┌─ Provided records

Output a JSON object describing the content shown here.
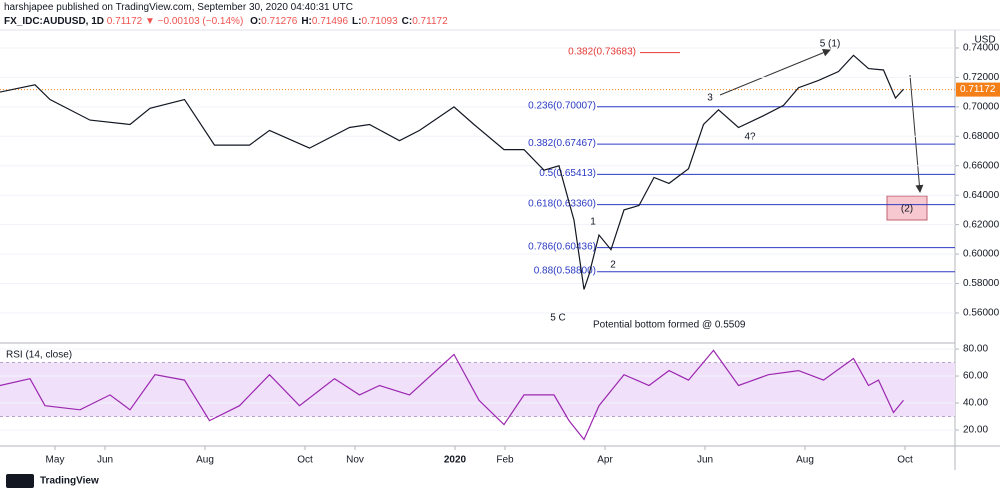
{
  "header": {
    "published": "harshjapee published on TradingView.com, September 30, 2020 04:40:31 UTC",
    "symbol": "FX_IDC:AUDUSD, 1D",
    "quote": "0.71172 ▼ −0.00103 (−0.14%)",
    "ohlc": [
      {
        "label": "O:",
        "value": "0.71276"
      },
      {
        "label": "H:",
        "value": "0.71496"
      },
      {
        "label": "L:",
        "value": "0.71093"
      },
      {
        "label": "C:",
        "value": "0.71172"
      }
    ]
  },
  "chart_data": [
    {
      "type": "line",
      "unit_label": "USD",
      "color": "#131722",
      "x": [
        -1.1,
        -0.4,
        -0.1,
        0.7,
        1.5,
        1.9,
        2.59,
        3.19,
        3.89,
        4.29,
        5.09,
        5.89,
        6.29,
        6.89,
        7.29,
        7.98,
        8.38,
        8.98,
        9.38,
        9.78,
        10.08,
        10.38,
        10.58,
        10.68,
        10.88,
        11.12,
        11.38,
        11.68,
        11.98,
        12.28,
        12.67,
        12.97,
        13.27,
        13.67,
        14.17,
        14.57,
        14.87,
        15.27,
        15.67,
        15.97,
        16.27,
        16.57,
        16.81,
        16.97
      ],
      "values": [
        0.71,
        0.715,
        0.705,
        0.691,
        0.688,
        0.699,
        0.705,
        0.674,
        0.674,
        0.684,
        0.672,
        0.686,
        0.688,
        0.677,
        0.684,
        0.7,
        0.688,
        0.671,
        0.671,
        0.657,
        0.66,
        0.623,
        0.576,
        0.586,
        0.613,
        0.603,
        0.63,
        0.633,
        0.652,
        0.648,
        0.658,
        0.688,
        0.698,
        0.686,
        0.694,
        0.701,
        0.713,
        0.718,
        0.724,
        0.735,
        0.726,
        0.725,
        0.706,
        0.712
      ],
      "xlim": [
        -1.1,
        18
      ],
      "ylim": [
        0.5403,
        0.7522
      ],
      "yticks": [
        {
          "value": 0.56,
          "label": "0.56000"
        },
        {
          "value": 0.58,
          "label": "0.58000"
        },
        {
          "value": 0.6,
          "label": "0.60000"
        },
        {
          "value": 0.62,
          "label": "0.62000"
        },
        {
          "value": 0.64,
          "label": "0.64000"
        },
        {
          "value": 0.66,
          "label": "0.66000"
        },
        {
          "value": 0.68,
          "label": "0.68000"
        },
        {
          "value": 0.7,
          "label": "0.70000"
        },
        {
          "value": 0.72,
          "label": "0.72000"
        },
        {
          "value": 0.74,
          "label": "0.74000"
        }
      ],
      "last_price": 0.71172,
      "last_price_color": "#f57f17",
      "fib_levels": [
        {
          "value": 0.73683,
          "label": "0.382(0.73683)",
          "color": "#e53935"
        },
        {
          "value": 0.70007,
          "label": "0.236(0.70007)",
          "color": "#2b3bc4"
        },
        {
          "value": 0.67467,
          "label": "0.382(0.67467)",
          "color": "#2b3bc4"
        },
        {
          "value": 0.65413,
          "label": "0.5(0.65413)",
          "color": "#2b3bc4"
        },
        {
          "value": 0.6336,
          "label": "0.618(0.63360)",
          "color": "#2b3bc4"
        },
        {
          "value": 0.60436,
          "label": "0.786(0.60436)",
          "color": "#2b3bc4"
        },
        {
          "value": 0.588,
          "label": "0.88(0.58800)",
          "color": "#2b3bc4"
        }
      ],
      "annotations": [
        "5 (1)",
        "3",
        "4?",
        "1",
        "2",
        "5 C",
        "Potential bottom formed @ 0.5509",
        "(2)"
      ]
    },
    {
      "type": "line",
      "title": "RSI (14, close)",
      "color": "#9c27b0",
      "band": [
        30,
        70
      ],
      "band_color": "#f0e0fa",
      "x": [
        -1.1,
        -0.5,
        -0.2,
        0.5,
        1.1,
        1.5,
        2.0,
        2.59,
        3.09,
        3.69,
        4.29,
        4.89,
        5.59,
        6.09,
        6.49,
        7.09,
        7.98,
        8.48,
        8.98,
        9.38,
        9.98,
        10.28,
        10.58,
        10.88,
        11.38,
        11.88,
        12.28,
        12.67,
        13.17,
        13.67,
        14.27,
        14.87,
        15.37,
        15.97,
        16.27,
        16.47,
        16.77,
        16.97
      ],
      "values": [
        53,
        58,
        38,
        35,
        46,
        35,
        61,
        57,
        27,
        38,
        61,
        38,
        58,
        46,
        53,
        46,
        76,
        42,
        24,
        46,
        46,
        27,
        13,
        38,
        61,
        53,
        64,
        57,
        79,
        53,
        61,
        64,
        57,
        73,
        53,
        57,
        33,
        42
      ],
      "xlim": [
        -1.1,
        18
      ],
      "ylim": [
        8.9,
        83
      ],
      "yticks": [
        {
          "value": 20,
          "label": "20.00"
        },
        {
          "value": 40,
          "label": "40.00"
        },
        {
          "value": 60,
          "label": "60.00"
        },
        {
          "value": 80,
          "label": "80.00"
        }
      ],
      "xticks": [
        {
          "value": 0,
          "label": "May"
        },
        {
          "value": 1,
          "label": "Jun"
        },
        {
          "value": 3,
          "label": "Aug"
        },
        {
          "value": 5,
          "label": "Oct"
        },
        {
          "value": 6,
          "label": "Nov"
        },
        {
          "value": 8,
          "label": "2020"
        },
        {
          "value": 9,
          "label": "Feb"
        },
        {
          "value": 11,
          "label": "Apr"
        },
        {
          "value": 13,
          "label": "Jun"
        },
        {
          "value": 15,
          "label": "Aug"
        },
        {
          "value": 17,
          "label": "Oct"
        }
      ]
    }
  ],
  "footer": {
    "brand": "TradingView"
  }
}
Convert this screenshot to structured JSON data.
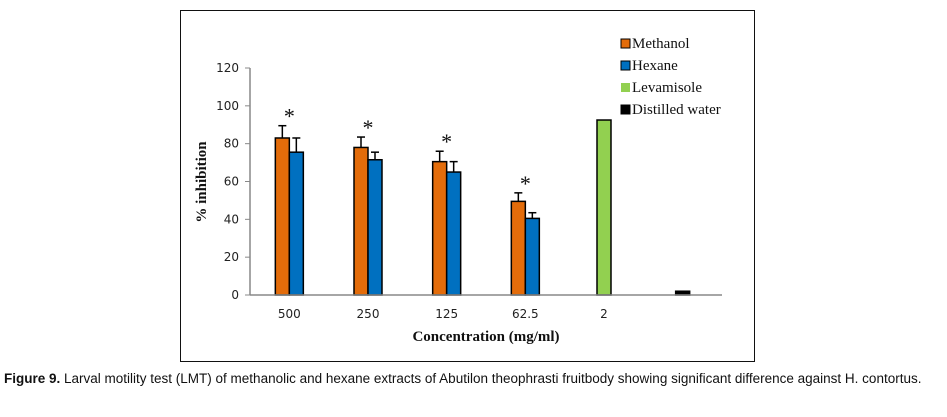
{
  "chart_data": {
    "type": "bar",
    "title": "",
    "xlabel": "Concentration (mg/ml)",
    "ylabel": "% inhibition",
    "ylim": [
      0,
      120
    ],
    "yticks": [
      0,
      20,
      40,
      60,
      80,
      100,
      120
    ],
    "categories": [
      "500",
      "250",
      "125",
      "62.5",
      "2",
      ""
    ],
    "legend_position": "top-right",
    "series": [
      {
        "name": "Methanol",
        "color": "#E36C0A",
        "values": [
          83,
          78,
          70.5,
          49.5,
          null,
          null
        ],
        "errors": [
          6.5,
          5.5,
          5.5,
          4.5,
          null,
          null
        ]
      },
      {
        "name": "Hexane",
        "color": "#0070C0",
        "values": [
          75.5,
          71.5,
          65,
          40.5,
          null,
          null
        ],
        "errors": [
          7.5,
          4,
          5.5,
          3,
          null,
          null
        ]
      },
      {
        "name": "Levamisole",
        "color": "#92D050",
        "values": [
          null,
          null,
          null,
          null,
          92.5,
          null
        ],
        "errors": [
          null,
          null,
          null,
          null,
          null,
          null
        ]
      },
      {
        "name": "Distilled water",
        "color": "#000000",
        "values": [
          null,
          null,
          null,
          null,
          null,
          2
        ],
        "errors": [
          null,
          null,
          null,
          null,
          null,
          null
        ]
      }
    ],
    "significance_markers": [
      {
        "category": "500",
        "symbol": "*"
      },
      {
        "category": "250",
        "symbol": "*"
      },
      {
        "category": "125",
        "symbol": "*"
      },
      {
        "category": "62.5",
        "symbol": "*"
      }
    ],
    "grid": false
  },
  "caption": {
    "label": "Figure 9.",
    "text": " Larval motility test (LMT) of methanolic and hexane extracts of Abutilon theophrasti fruitbody showing significant difference against H. contortus."
  }
}
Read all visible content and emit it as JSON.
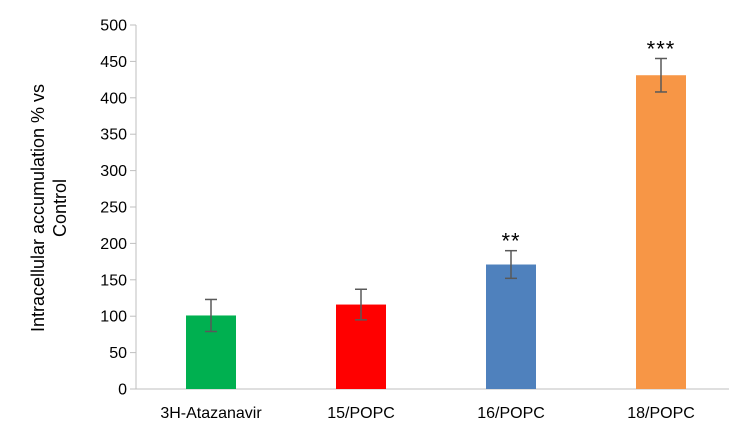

└─

> [Exercise goal]: Show each line of the listing that holds the string "TradingView".

> [Output for this task]:
    "published": "harshjapee published on TradingView.com, September 30, 2020 04:40:31 UTC",
    "brand": "TradingView"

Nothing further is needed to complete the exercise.